• _PROBLEM STATEMENT_
Make an exact copy of the records, with the pictures left out.

• _DATA_
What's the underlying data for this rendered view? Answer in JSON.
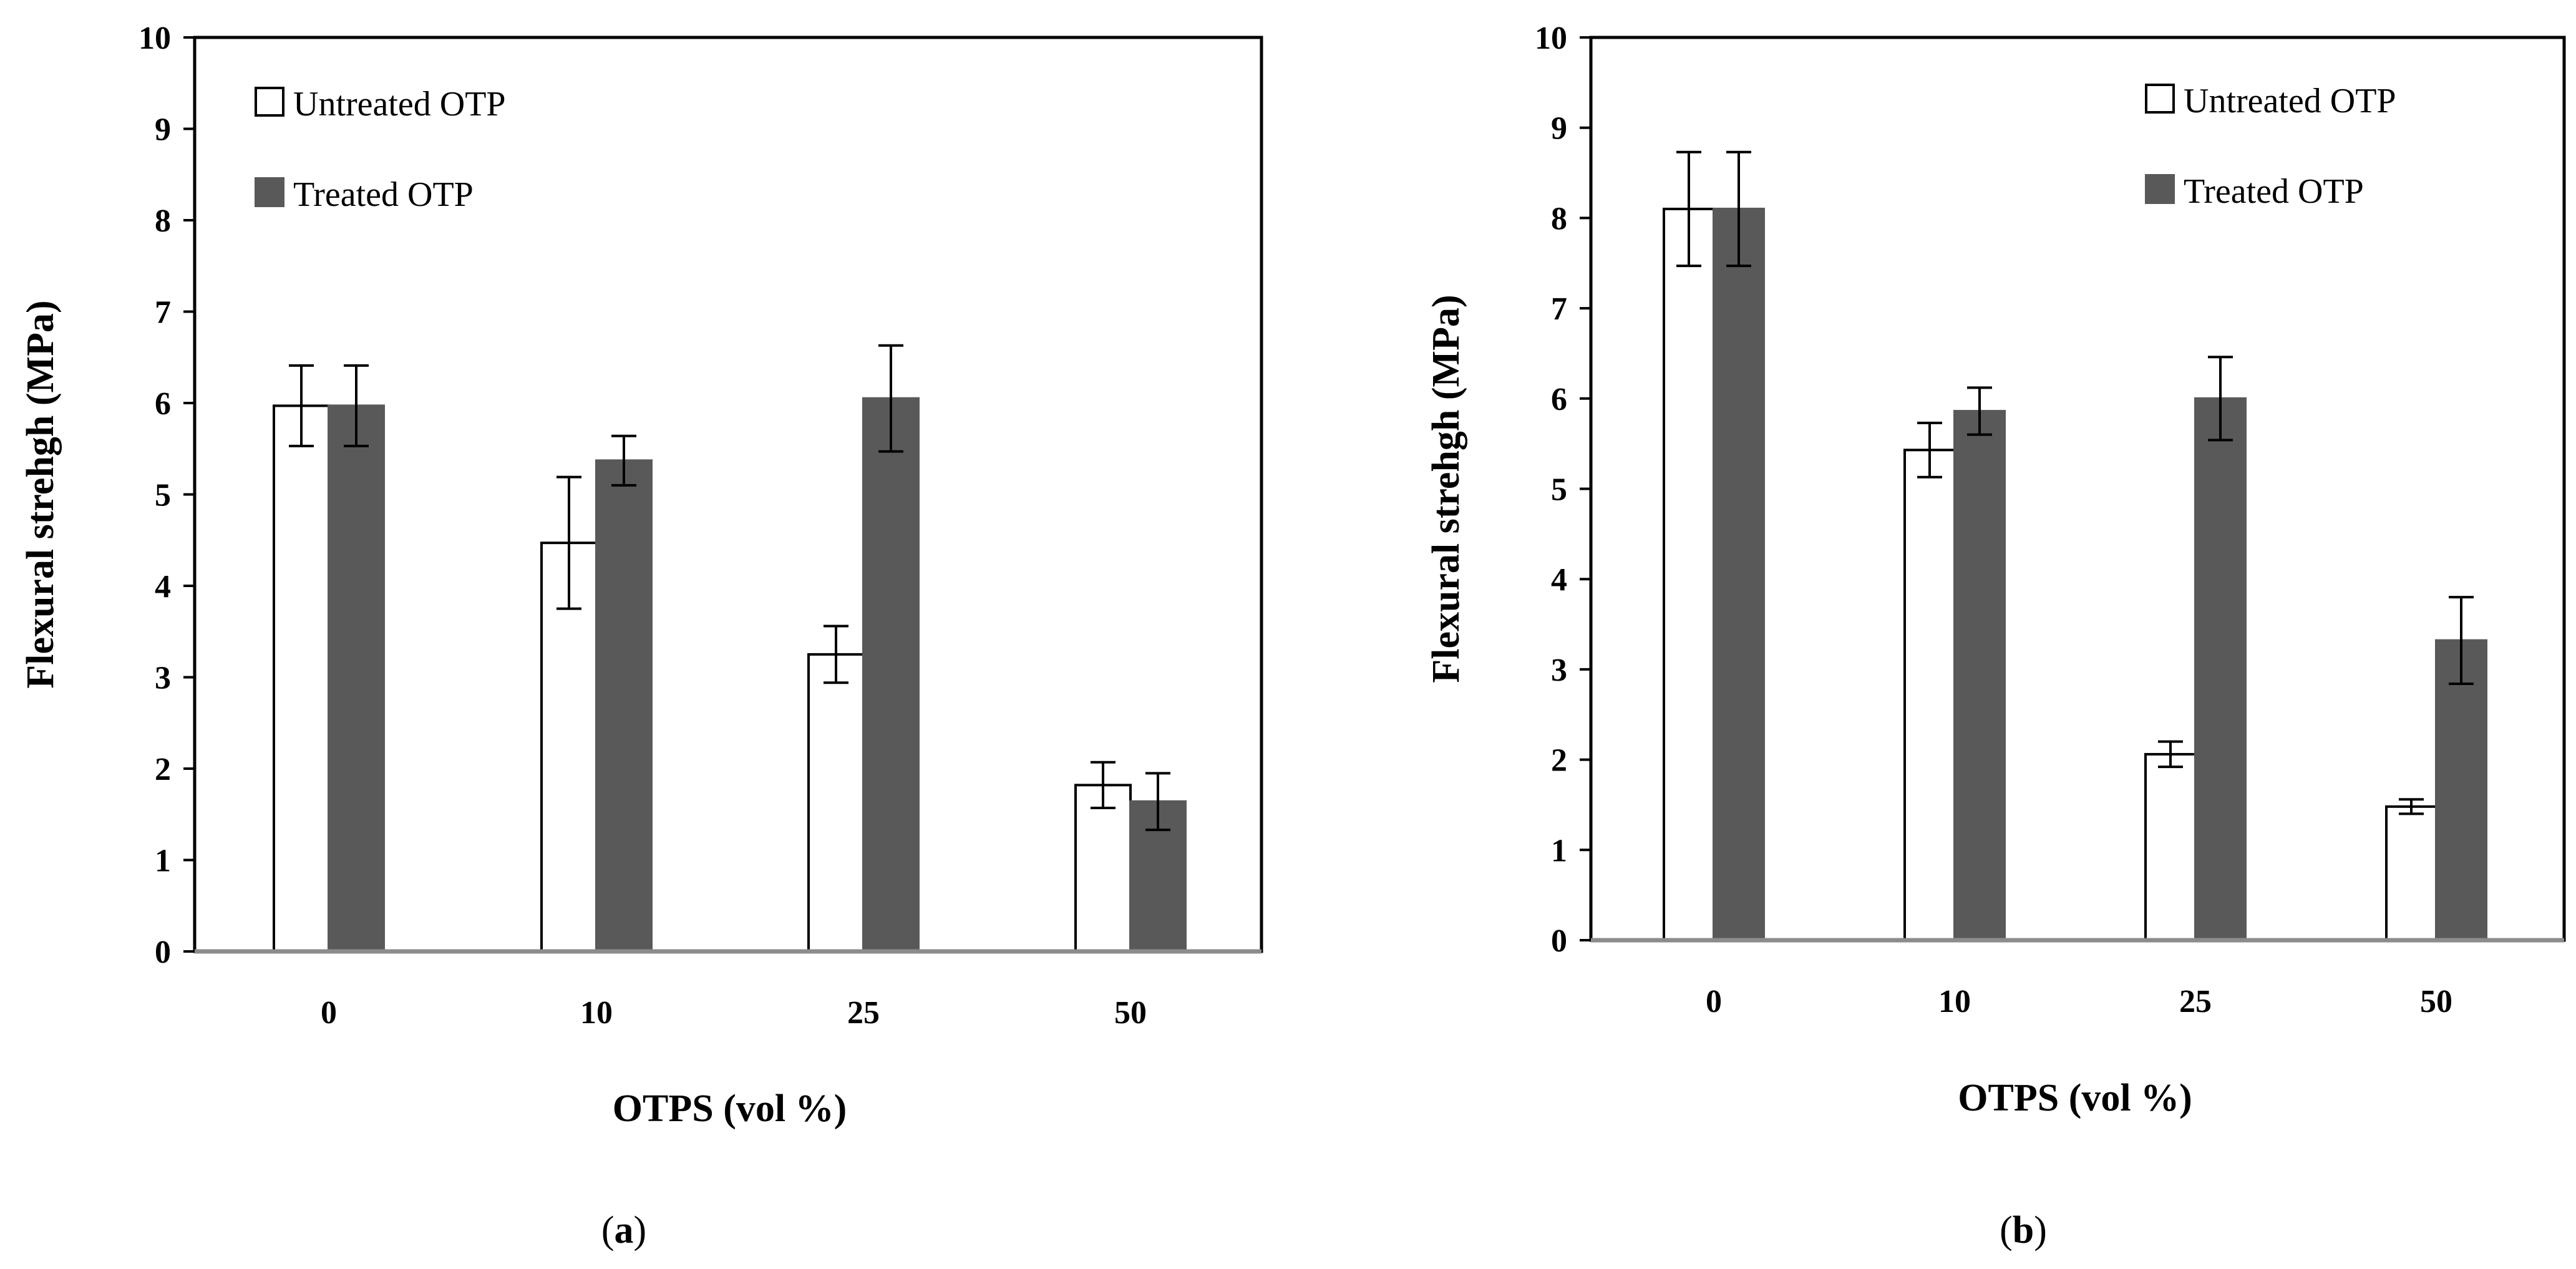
{
  "chart_data": [
    {
      "type": "bar",
      "panel_label": "a",
      "categories": [
        "0",
        "10",
        "25",
        "50"
      ],
      "series": [
        {
          "name": "Untreated OTP",
          "values": [
            5.97,
            4.47,
            3.25,
            1.82
          ],
          "errors": [
            0.44,
            0.72,
            0.31,
            0.25
          ],
          "color": "#ffffff",
          "stroke": "#000000"
        },
        {
          "name": "Treated OTP",
          "values": [
            5.97,
            5.37,
            6.05,
            1.64
          ],
          "errors": [
            0.44,
            0.27,
            0.58,
            0.31
          ],
          "color": "#595959",
          "stroke": "#595959"
        }
      ],
      "title": "",
      "xlabel": "OTPS (vol %)",
      "ylabel": "Flexural strehgh (MPa)",
      "ylim": [
        0,
        10
      ],
      "yticks": [
        "0",
        "1",
        "2",
        "3",
        "4",
        "5",
        "6",
        "7",
        "8",
        "9",
        "10"
      ],
      "legend_position": "top-left",
      "grid": false
    },
    {
      "type": "bar",
      "panel_label": "b",
      "categories": [
        "0",
        "10",
        "25",
        "50"
      ],
      "series": [
        {
          "name": "Untreated OTP",
          "values": [
            8.1,
            5.43,
            2.06,
            1.48
          ],
          "errors": [
            0.63,
            0.3,
            0.14,
            0.08
          ],
          "color": "#ffffff",
          "stroke": "#000000"
        },
        {
          "name": "Treated OTP",
          "values": [
            8.1,
            5.86,
            6.0,
            3.32
          ],
          "errors": [
            0.63,
            0.26,
            0.46,
            0.48
          ],
          "color": "#595959",
          "stroke": "#595959"
        }
      ],
      "title": "",
      "xlabel": "OTPS (vol %)",
      "ylabel": "Flexural strehgh (MPa)",
      "ylim": [
        0,
        10
      ],
      "yticks": [
        "0",
        "1",
        "2",
        "3",
        "4",
        "5",
        "6",
        "7",
        "8",
        "9",
        "10"
      ],
      "legend_position": "top-right",
      "grid": false
    }
  ],
  "captions": [
    {
      "open": "(",
      "letter": "a",
      "close": ")"
    },
    {
      "open": "(",
      "letter": "b",
      "close": ")"
    }
  ]
}
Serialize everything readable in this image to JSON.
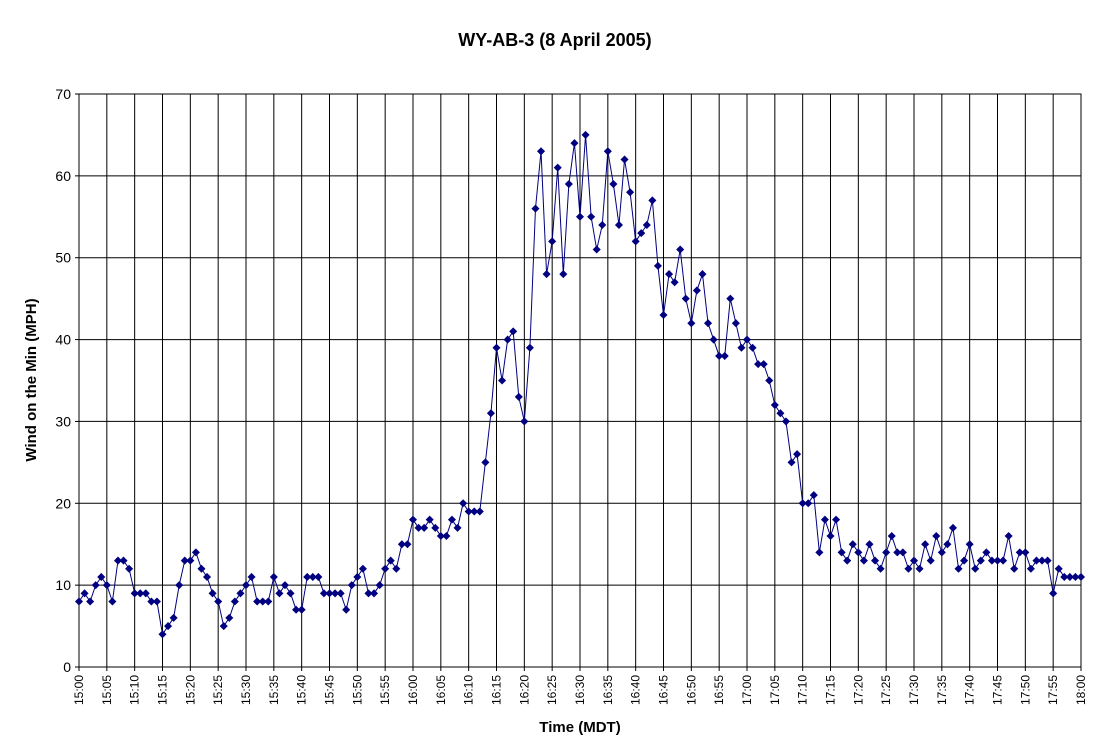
{
  "chart_data": {
    "type": "line",
    "title": "WY-AB-3 (8 April 2005)",
    "xlabel": "Time (MDT)",
    "ylabel": "Wind on the Min (MPH)",
    "ylim": [
      0,
      70
    ],
    "yticks": [
      0,
      10,
      20,
      30,
      40,
      50,
      60,
      70
    ],
    "xtick_labels": [
      "15:00",
      "15:05",
      "15:10",
      "15:15",
      "15:20",
      "15:25",
      "15:30",
      "15:35",
      "15:40",
      "15:45",
      "15:50",
      "15:55",
      "16:00",
      "16:05",
      "16:10",
      "16:15",
      "16:20",
      "16:25",
      "16:30",
      "16:35",
      "16:40",
      "16:45",
      "16:50",
      "16:55",
      "17:00",
      "17:05",
      "17:10",
      "17:15",
      "17:20",
      "17:25",
      "17:30",
      "17:35",
      "17:40",
      "17:45",
      "17:50",
      "17:55",
      "18:00"
    ],
    "grid": true,
    "legend": "none",
    "marker": "diamond",
    "color": "#000080",
    "x_start": "15:00",
    "x_interval_minutes": 1,
    "values": [
      8,
      9,
      8,
      10,
      11,
      10,
      8,
      13,
      13,
      12,
      9,
      9,
      9,
      8,
      8,
      4,
      5,
      6,
      10,
      13,
      13,
      14,
      12,
      11,
      9,
      8,
      5,
      6,
      8,
      9,
      10,
      11,
      8,
      8,
      8,
      11,
      9,
      10,
      9,
      7,
      7,
      11,
      11,
      11,
      9,
      9,
      9,
      9,
      7,
      10,
      11,
      12,
      9,
      9,
      10,
      12,
      13,
      12,
      15,
      15,
      18,
      17,
      17,
      18,
      17,
      16,
      16,
      18,
      17,
      20,
      19,
      19,
      19,
      25,
      31,
      39,
      35,
      40,
      41,
      33,
      30,
      39,
      56,
      63,
      48,
      52,
      61,
      48,
      59,
      64,
      55,
      65,
      55,
      51,
      54,
      63,
      59,
      54,
      62,
      58,
      52,
      53,
      54,
      57,
      49,
      43,
      48,
      47,
      51,
      45,
      42,
      46,
      48,
      42,
      40,
      38,
      38,
      45,
      42,
      39,
      40,
      39,
      37,
      37,
      35,
      32,
      31,
      30,
      25,
      26,
      20,
      20,
      21,
      14,
      18,
      16,
      18,
      14,
      13,
      15,
      14,
      13,
      15,
      13,
      12,
      14,
      16,
      14,
      14,
      12,
      13,
      12,
      15,
      13,
      16,
      14,
      15,
      17,
      12,
      13,
      15,
      12,
      13,
      14,
      13,
      13,
      13,
      16,
      12,
      14,
      14,
      12,
      13,
      13,
      13,
      9,
      12,
      11,
      11,
      11,
      11
    ]
  }
}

• _OUTPUT_
What's the underlying data for this rendered view? Answer in JSON.
{
  "chart_data": [
    {
      "type": "bar",
      "panel_label": "a",
      "categories": [
        "0",
        "10",
        "25",
        "50"
      ],
      "series": [
        {
          "name": "Untreated OTP",
          "values": [
            5.97,
            4.47,
            3.25,
            1.82
          ],
          "errors": [
            0.44,
            0.72,
            0.31,
            0.25
          ],
          "color": "#ffffff",
          "stroke": "#000000"
        },
        {
          "name": "Treated OTP",
          "values": [
            5.97,
            5.37,
            6.05,
            1.64
          ],
          "errors": [
            0.44,
            0.27,
            0.58,
            0.31
          ],
          "color": "#595959",
          "stroke": "#595959"
        }
      ],
      "title": "",
      "xlabel": "OTPS (vol %)",
      "ylabel": "Flexural strehgh (MPa)",
      "ylim": [
        0,
        10
      ],
      "yticks": [
        "0",
        "1",
        "2",
        "3",
        "4",
        "5",
        "6",
        "7",
        "8",
        "9",
        "10"
      ],
      "legend_position": "top-left",
      "grid": false
    },
    {
      "type": "bar",
      "panel_label": "b",
      "categories": [
        "0",
        "10",
        "25",
        "50"
      ],
      "series": [
        {
          "name": "Untreated OTP",
          "values": [
            8.1,
            5.43,
            2.06,
            1.48
          ],
          "errors": [
            0.63,
            0.3,
            0.14,
            0.08
          ],
          "color": "#ffffff",
          "stroke": "#000000"
        },
        {
          "name": "Treated OTP",
          "values": [
            8.1,
            5.86,
            6.0,
            3.32
          ],
          "errors": [
            0.63,
            0.26,
            0.46,
            0.48
          ],
          "color": "#595959",
          "stroke": "#595959"
        }
      ],
      "title": "",
      "xlabel": "OTPS (vol %)",
      "ylabel": "Flexural strehgh (MPa)",
      "ylim": [
        0,
        10
      ],
      "yticks": [
        "0",
        "1",
        "2",
        "3",
        "4",
        "5",
        "6",
        "7",
        "8",
        "9",
        "10"
      ],
      "legend_position": "top-right",
      "grid": false
    }
  ],
  "captions": [
    {
      "open": "(",
      "letter": "a",
      "close": ")"
    },
    {
      "open": "(",
      "letter": "b",
      "close": ")"
    }
  ]
}
Serialize everything readable in this image to JSON.
{
  "chart_data": {
    "type": "line",
    "title": "WY-AB-3 (8 April 2005)",
    "xlabel": "Time (MDT)",
    "ylabel": "Wind on the Min (MPH)",
    "ylim": [
      0,
      70
    ],
    "yticks": [
      0,
      10,
      20,
      30,
      40,
      50,
      60,
      70
    ],
    "xtick_labels": [
      "15:00",
      "15:05",
      "15:10",
      "15:15",
      "15:20",
      "15:25",
      "15:30",
      "15:35",
      "15:40",
      "15:45",
      "15:50",
      "15:55",
      "16:00",
      "16:05",
      "16:10",
      "16:15",
      "16:20",
      "16:25",
      "16:30",
      "16:35",
      "16:40",
      "16:45",
      "16:50",
      "16:55",
      "17:00",
      "17:05",
      "17:10",
      "17:15",
      "17:20",
      "17:25",
      "17:30",
      "17:35",
      "17:40",
      "17:45",
      "17:50",
      "17:55",
      "18:00"
    ],
    "grid": true,
    "legend": "none",
    "marker": "diamond",
    "color": "#000080",
    "x_start": "15:00",
    "x_interval_minutes": 1,
    "values": [
      8,
      9,
      8,
      10,
      11,
      10,
      8,
      13,
      13,
      12,
      9,
      9,
      9,
      8,
      8,
      4,
      5,
      6,
      10,
      13,
      13,
      14,
      12,
      11,
      9,
      8,
      5,
      6,
      8,
      9,
      10,
      11,
      8,
      8,
      8,
      11,
      9,
      10,
      9,
      7,
      7,
      11,
      11,
      11,
      9,
      9,
      9,
      9,
      7,
      10,
      11,
      12,
      9,
      9,
      10,
      12,
      13,
      12,
      15,
      15,
      18,
      17,
      17,
      18,
      17,
      16,
      16,
      18,
      17,
      20,
      19,
      19,
      19,
      25,
      31,
      39,
      35,
      40,
      41,
      33,
      30,
      39,
      56,
      63,
      48,
      52,
      61,
      48,
      59,
      64,
      55,
      65,
      55,
      51,
      54,
      63,
      59,
      54,
      62,
      58,
      52,
      53,
      54,
      57,
      49,
      43,
      48,
      47,
      51,
      45,
      42,
      46,
      48,
      42,
      40,
      38,
      38,
      45,
      42,
      39,
      40,
      39,
      37,
      37,
      35,
      32,
      31,
      30,
      25,
      26,
      20,
      20,
      21,
      14,
      18,
      16,
      18,
      14,
      13,
      15,
      14,
      13,
      15,
      13,
      12,
      14,
      16,
      14,
      14,
      12,
      13,
      12,
      15,
      13,
      16,
      14,
      15,
      17,
      12,
      13,
      15,
      12,
      13,
      14,
      13,
      13,
      13,
      16,
      12,
      14,
      14,
      12,
      13,
      13,
      13,
      9,
      12,
      11,
      11,
      11,
      11
    ]
  }
}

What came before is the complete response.